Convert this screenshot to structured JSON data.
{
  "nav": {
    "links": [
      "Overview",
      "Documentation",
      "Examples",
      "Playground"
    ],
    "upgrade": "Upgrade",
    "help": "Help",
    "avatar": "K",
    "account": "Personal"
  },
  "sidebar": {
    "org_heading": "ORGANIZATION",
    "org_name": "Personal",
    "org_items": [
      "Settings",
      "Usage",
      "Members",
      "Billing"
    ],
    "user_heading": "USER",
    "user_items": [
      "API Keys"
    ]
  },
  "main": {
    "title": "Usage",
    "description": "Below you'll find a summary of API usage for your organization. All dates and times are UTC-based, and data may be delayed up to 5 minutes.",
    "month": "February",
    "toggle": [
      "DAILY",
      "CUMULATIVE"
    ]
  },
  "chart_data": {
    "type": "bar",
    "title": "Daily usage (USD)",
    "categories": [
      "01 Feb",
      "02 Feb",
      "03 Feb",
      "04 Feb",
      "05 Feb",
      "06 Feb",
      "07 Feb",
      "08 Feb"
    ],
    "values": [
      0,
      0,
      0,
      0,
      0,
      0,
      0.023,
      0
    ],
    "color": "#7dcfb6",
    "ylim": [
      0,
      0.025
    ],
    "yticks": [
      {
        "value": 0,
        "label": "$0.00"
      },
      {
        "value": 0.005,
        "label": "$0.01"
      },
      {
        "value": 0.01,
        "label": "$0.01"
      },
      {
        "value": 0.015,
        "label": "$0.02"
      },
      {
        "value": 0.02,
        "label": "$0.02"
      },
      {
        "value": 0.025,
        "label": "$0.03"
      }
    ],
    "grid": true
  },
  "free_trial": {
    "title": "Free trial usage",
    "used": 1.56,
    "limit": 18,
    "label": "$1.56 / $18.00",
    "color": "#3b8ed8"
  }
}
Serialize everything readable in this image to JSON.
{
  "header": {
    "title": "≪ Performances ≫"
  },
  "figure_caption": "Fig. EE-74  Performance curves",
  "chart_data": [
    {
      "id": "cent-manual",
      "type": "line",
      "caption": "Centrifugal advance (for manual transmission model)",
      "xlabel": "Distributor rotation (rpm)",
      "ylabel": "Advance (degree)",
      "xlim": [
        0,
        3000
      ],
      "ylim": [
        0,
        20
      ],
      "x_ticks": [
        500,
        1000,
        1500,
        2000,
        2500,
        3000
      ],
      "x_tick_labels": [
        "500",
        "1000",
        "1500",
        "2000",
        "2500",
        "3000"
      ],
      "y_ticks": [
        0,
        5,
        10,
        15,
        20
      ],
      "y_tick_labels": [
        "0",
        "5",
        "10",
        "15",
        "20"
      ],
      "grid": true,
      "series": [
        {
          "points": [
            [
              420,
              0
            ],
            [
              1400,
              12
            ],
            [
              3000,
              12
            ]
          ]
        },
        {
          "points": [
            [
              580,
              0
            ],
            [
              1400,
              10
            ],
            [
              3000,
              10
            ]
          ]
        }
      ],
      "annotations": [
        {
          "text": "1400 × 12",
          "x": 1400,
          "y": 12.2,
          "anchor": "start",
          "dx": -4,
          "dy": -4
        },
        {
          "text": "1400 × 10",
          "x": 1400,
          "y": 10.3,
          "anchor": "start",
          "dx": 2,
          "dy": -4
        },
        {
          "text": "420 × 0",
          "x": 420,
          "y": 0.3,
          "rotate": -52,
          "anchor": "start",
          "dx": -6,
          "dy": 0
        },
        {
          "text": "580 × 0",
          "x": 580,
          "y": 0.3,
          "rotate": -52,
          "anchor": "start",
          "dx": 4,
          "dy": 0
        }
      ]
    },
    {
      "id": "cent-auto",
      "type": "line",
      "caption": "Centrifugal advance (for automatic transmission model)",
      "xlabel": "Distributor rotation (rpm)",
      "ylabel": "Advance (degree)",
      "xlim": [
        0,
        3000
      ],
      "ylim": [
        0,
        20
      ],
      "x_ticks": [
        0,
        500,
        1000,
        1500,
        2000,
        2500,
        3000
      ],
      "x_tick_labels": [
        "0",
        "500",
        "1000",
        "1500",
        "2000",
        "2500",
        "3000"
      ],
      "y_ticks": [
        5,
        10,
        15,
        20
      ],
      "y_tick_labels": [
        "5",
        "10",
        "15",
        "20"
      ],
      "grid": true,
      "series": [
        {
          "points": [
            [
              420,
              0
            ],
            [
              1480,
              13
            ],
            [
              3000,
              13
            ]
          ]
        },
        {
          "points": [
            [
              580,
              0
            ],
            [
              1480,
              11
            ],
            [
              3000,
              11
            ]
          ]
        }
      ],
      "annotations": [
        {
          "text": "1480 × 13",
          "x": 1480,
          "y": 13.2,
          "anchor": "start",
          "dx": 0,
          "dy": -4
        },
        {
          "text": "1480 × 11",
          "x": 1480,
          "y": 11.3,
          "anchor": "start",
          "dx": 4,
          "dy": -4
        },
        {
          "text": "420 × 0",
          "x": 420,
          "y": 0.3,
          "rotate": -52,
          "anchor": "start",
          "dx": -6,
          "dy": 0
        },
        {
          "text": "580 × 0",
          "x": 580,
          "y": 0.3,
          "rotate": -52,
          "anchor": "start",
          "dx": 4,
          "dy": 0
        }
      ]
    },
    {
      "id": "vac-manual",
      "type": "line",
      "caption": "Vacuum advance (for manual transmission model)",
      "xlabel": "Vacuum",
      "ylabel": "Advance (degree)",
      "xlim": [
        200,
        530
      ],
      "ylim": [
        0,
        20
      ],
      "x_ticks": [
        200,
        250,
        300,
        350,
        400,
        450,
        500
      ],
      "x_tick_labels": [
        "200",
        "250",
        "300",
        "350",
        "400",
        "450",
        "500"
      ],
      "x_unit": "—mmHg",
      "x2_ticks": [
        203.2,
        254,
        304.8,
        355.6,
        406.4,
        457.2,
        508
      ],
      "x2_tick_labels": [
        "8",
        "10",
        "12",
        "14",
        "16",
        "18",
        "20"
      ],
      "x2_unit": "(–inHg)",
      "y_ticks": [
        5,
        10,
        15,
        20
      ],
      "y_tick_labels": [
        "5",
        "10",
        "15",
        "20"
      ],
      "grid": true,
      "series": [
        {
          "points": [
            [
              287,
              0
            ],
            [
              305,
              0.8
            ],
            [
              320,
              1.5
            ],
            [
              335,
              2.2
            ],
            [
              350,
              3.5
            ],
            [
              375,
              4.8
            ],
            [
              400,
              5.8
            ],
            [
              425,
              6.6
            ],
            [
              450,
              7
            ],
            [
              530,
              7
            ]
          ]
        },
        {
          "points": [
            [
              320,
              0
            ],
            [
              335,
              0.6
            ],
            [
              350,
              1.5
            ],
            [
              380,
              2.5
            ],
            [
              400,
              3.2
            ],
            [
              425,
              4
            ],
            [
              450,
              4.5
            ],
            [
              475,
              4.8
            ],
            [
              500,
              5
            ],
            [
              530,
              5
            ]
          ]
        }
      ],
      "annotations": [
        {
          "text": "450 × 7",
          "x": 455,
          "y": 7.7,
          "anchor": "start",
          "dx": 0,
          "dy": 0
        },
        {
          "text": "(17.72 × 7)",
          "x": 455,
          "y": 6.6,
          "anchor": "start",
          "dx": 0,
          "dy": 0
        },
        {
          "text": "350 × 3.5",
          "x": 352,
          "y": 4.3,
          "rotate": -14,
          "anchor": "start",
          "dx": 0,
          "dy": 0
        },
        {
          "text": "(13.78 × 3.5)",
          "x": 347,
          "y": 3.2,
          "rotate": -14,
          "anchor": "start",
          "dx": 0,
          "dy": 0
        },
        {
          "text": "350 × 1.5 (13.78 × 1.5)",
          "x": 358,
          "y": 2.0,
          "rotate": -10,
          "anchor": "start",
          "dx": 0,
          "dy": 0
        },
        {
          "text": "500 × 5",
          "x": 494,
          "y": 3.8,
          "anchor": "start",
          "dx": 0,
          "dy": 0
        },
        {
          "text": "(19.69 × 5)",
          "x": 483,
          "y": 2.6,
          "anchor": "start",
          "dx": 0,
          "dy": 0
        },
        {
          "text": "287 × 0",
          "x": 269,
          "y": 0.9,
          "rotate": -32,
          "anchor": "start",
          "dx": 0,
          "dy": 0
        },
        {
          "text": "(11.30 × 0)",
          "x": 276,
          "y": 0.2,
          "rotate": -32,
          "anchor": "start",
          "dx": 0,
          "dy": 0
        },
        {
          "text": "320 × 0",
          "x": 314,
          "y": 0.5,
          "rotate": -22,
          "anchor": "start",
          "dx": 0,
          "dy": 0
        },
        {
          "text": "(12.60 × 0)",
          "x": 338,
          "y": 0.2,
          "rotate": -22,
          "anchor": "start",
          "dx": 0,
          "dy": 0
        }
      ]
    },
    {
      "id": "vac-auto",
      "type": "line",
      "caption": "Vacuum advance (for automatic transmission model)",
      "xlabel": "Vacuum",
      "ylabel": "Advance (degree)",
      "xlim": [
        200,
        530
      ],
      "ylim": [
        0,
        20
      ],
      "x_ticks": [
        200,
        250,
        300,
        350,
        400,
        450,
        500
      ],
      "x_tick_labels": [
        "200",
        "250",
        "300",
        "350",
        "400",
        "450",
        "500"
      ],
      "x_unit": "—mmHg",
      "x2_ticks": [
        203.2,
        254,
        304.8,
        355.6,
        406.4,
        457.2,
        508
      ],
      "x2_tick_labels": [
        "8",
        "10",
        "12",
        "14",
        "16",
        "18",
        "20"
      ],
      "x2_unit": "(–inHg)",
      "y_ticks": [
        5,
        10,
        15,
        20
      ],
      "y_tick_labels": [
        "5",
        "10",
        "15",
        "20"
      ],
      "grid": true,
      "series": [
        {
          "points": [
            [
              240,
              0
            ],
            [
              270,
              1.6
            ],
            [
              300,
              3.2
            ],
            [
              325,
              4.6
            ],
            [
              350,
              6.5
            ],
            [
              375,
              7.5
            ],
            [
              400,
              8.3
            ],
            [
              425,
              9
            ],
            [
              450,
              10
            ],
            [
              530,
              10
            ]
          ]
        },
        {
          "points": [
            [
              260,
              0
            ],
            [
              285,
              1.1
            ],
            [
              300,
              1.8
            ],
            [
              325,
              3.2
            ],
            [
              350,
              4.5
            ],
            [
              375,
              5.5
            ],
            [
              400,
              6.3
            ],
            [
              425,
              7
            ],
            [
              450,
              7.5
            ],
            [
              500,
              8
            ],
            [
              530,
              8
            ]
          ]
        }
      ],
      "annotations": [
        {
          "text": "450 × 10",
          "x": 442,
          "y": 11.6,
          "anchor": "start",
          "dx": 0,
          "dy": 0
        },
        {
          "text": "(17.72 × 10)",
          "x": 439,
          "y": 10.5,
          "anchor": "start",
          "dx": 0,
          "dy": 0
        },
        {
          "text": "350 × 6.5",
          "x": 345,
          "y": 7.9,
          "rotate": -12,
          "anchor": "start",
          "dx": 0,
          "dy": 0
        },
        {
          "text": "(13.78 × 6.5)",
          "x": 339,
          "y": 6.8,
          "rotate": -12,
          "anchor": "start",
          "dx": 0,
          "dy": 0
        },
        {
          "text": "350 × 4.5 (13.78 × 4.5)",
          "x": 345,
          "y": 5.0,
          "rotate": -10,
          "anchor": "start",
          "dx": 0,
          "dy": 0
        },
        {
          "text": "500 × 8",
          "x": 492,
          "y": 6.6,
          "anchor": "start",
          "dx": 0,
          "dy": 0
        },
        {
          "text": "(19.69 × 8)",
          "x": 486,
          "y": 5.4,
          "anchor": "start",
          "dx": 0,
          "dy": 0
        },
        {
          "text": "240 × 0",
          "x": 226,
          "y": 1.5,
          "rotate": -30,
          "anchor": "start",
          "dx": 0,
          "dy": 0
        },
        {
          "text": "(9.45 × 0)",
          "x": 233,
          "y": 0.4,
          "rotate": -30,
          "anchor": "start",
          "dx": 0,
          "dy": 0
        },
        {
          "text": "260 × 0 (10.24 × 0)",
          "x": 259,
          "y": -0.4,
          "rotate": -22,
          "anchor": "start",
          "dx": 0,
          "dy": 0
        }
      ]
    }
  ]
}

+++

Show every line that contains the word "Personal".

    "account": "Personal"
    "org_name": "Personal",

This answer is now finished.